**Material provided:**
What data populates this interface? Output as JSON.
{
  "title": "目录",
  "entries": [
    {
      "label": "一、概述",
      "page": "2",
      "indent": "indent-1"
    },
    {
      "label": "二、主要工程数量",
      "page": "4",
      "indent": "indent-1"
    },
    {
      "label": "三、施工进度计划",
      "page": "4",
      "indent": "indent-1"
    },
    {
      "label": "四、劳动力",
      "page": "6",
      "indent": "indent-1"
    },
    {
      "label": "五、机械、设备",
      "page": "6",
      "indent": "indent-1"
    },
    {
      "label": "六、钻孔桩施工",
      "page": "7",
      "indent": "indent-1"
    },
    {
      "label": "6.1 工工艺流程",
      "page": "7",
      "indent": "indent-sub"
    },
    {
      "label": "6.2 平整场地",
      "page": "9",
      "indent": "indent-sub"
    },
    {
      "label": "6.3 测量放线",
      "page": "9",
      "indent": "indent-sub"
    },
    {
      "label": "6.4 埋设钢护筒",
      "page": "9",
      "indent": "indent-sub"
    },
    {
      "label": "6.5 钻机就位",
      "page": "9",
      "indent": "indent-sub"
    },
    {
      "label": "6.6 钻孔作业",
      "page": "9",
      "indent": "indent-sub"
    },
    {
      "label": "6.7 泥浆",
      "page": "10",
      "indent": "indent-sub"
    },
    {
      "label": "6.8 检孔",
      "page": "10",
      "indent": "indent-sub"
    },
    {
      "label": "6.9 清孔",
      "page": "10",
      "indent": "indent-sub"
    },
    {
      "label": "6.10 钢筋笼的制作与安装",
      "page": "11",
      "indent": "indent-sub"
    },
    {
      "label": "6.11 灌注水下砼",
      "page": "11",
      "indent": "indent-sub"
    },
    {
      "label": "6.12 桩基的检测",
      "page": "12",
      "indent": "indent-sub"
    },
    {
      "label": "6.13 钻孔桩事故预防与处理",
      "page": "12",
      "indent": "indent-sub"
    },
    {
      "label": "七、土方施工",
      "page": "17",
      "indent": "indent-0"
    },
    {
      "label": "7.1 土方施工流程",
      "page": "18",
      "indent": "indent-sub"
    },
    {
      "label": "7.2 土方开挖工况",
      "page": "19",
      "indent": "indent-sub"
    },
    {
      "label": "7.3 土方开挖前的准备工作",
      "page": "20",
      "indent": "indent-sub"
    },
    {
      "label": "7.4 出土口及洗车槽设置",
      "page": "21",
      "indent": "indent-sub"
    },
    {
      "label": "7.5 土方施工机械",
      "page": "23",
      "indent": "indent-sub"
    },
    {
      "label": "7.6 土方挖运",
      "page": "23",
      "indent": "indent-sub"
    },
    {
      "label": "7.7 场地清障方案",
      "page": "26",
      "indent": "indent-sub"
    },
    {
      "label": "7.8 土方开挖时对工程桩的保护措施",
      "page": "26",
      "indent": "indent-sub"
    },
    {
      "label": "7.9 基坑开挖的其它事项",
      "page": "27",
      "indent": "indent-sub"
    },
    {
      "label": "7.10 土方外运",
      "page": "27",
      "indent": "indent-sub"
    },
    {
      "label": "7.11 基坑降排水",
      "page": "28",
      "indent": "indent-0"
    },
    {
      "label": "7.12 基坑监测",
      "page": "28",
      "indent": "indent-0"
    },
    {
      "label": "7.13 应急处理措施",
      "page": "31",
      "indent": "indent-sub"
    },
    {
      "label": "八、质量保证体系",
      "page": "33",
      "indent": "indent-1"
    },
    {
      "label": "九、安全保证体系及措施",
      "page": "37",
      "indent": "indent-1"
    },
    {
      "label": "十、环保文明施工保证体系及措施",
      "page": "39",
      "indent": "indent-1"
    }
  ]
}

**To be done:**
Return the full listing, character for character.

**Solved problem:**
What data populates this interface? Output as JSON.
{
  "title": "目录",
  "entries": [
    {
      "label": "一、概述",
      "page": "2",
      "indent": "indent-1"
    },
    {
      "label": "二、主要工程数量",
      "page": "4",
      "indent": "indent-1"
    },
    {
      "label": "三、施工进度计划",
      "page": "4",
      "indent": "indent-1"
    },
    {
      "label": "四、劳动力",
      "page": "6",
      "indent": "indent-1"
    },
    {
      "label": "五、机械、设备",
      "page": "6",
      "indent": "indent-1"
    },
    {
      "label": "六、钻孔桩施工",
      "page": "7",
      "indent": "indent-1"
    },
    {
      "label": "6.1 工工艺流程",
      "page": "7",
      "indent": "indent-sub"
    },
    {
      "label": "6.2 平整场地",
      "page": "9",
      "indent": "indent-sub"
    },
    {
      "label": "6.3 测量放线",
      "page": "9",
      "indent": "indent-sub"
    },
    {
      "label": "6.4 埋设钢护筒",
      "page": "9",
      "indent": "indent-sub"
    },
    {
      "label": "6.5 钻机就位",
      "page": "9",
      "indent": "indent-sub"
    },
    {
      "label": "6.6 钻孔作业",
      "page": "9",
      "indent": "indent-sub"
    },
    {
      "label": "6.7 泥浆",
      "page": "10",
      "indent": "indent-sub"
    },
    {
      "label": "6.8 检孔",
      "page": "10",
      "indent": "indent-sub"
    },
    {
      "label": "6.9 清孔",
      "page": "10",
      "indent": "indent-sub"
    },
    {
      "label": "6.10 钢筋笼的制作与安装",
      "page": "11",
      "indent": "indent-sub"
    },
    {
      "label": "6.11 灌注水下砼",
      "page": "11",
      "indent": "indent-sub"
    },
    {
      "label": "6.12 桩基的检测",
      "page": "12",
      "indent": "indent-sub"
    },
    {
      "label": "6.13 钻孔桩事故预防与处理",
      "page": "12",
      "indent": "indent-sub"
    },
    {
      "label": "七、土方施工",
      "page": "17",
      "indent": "indent-0"
    },
    {
      "label": "7.1 土方施工流程",
      "page": "18",
      "indent": "indent-sub"
    },
    {
      "label": "7.2 土方开挖工况",
      "page": "19",
      "indent": "indent-sub"
    },
    {
      "label": "7.3 土方开挖前的准备工作",
      "page": "20",
      "indent": "indent-sub"
    },
    {
      "label": "7.4 出土口及洗车槽设置",
      "page": "21",
      "indent": "indent-sub"
    },
    {
      "label": "7.5 土方施工机械",
      "page": "23",
      "indent": "indent-sub"
    },
    {
      "label": "7.6 土方挖运",
      "page": "23",
      "indent": "indent-sub"
    },
    {
      "label": "7.7 场地清障方案",
      "page": "26",
      "indent": "indent-sub"
    },
    {
      "label": "7.8 土方开挖时对工程桩的保护措施",
      "page": "26",
      "indent": "indent-sub"
    },
    {
      "label": "7.9 基坑开挖的其它事项",
      "page": "27",
      "indent": "indent-sub"
    },
    {
      "label": "7.10 土方外运",
      "page": "27",
      "indent": "indent-sub"
    },
    {
      "label": "7.11 基坑降排水",
      "page": "28",
      "indent": "indent-0"
    },
    {
      "label": "7.12 基坑监测",
      "page": "28",
      "indent": "indent-0"
    },
    {
      "label": "7.13 应急处理措施",
      "page": "31",
      "indent": "indent-sub"
    },
    {
      "label": "八、质量保证体系",
      "page": "33",
      "indent": "indent-1"
    },
    {
      "label": "九、安全保证体系及措施",
      "page": "37",
      "indent": "indent-1"
    },
    {
      "label": "十、环保文明施工保证体系及措施",
      "page": "39",
      "indent": "indent-1"
    }
  ]
}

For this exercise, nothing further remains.